She said discrimination was rife in her field.

“Male archaeologists prefer not to work with women even if they’re competent. They say it’s just trouble. The women must keep their hijab at all times… they won’t be taken seriously by laborers,” she said.

“If a woman is successful in a line of work like this, she’s fought very hard. And not all women are capable of fighting so much.”

‘Tool of male arousal’

Iran’s rulers claim that Islamic gender laws – particularly “hijab” rules that require women to wear a headscarf and modest clothing – are designed to protect women.

Supreme leader Ayatollah Ali Khamenei tweeted in 2018 that the #MeToo movement was evidence of how Western society had failed women.

“The Western model for women is symbolic of consumerism, cosmetics, showing off for men as a tool of male sexual arousal,” he wrote.

Nonetheless, clothing norms in Iran have gradually but significantly changed in recent years.

It is now unremarkable, especially in wealthier areas, to see women in tight jeans with loose, colorful headscarves.

The morality police that patrolled the streets, adjusting headscarves or bursting into cafes to make sure any couples were related, are now rarely seen.

## PROVIDED MATERIAL
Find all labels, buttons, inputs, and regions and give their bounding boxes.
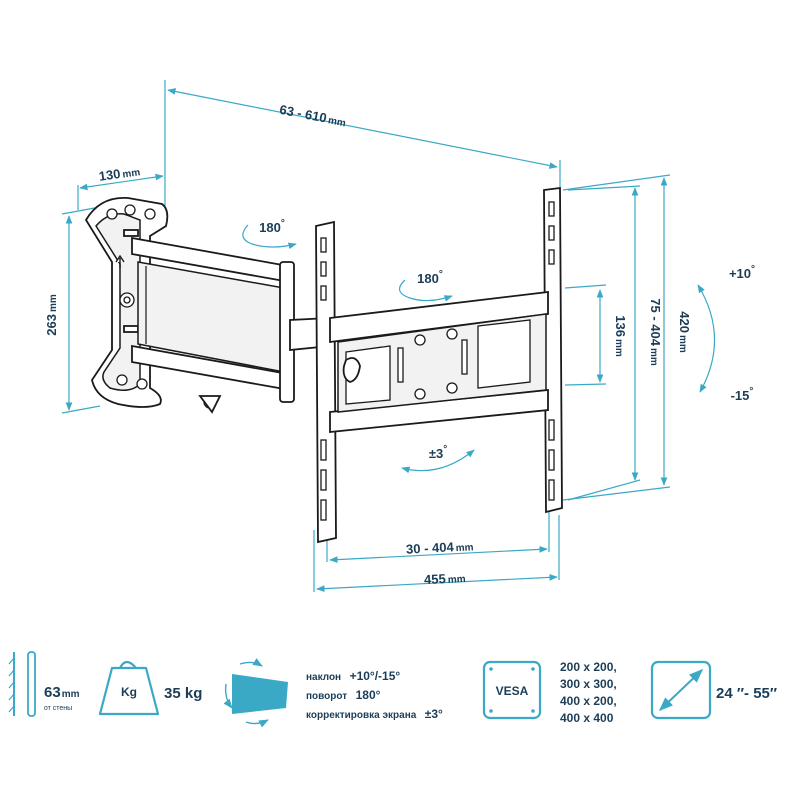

## TASKS AND EXERCISES
(A) In the extract about Iran, what does Khamenei's quoted tweet say the Western model for women is symbolic of? List each item.
(B) Will you reproduce word for word the passage of the extract about Iran that begins at the words "The morality police" and ends after the words "now rarely seen."?

## THE REPLIES
(A)
- consumerism
- cosmetics
- showing off for men as a tool of male sexual arousal

(B)
The morality police that patrolled the streets, adjusting headscarves or bursting into cafes to make sure any couples were related, are now rarely seen.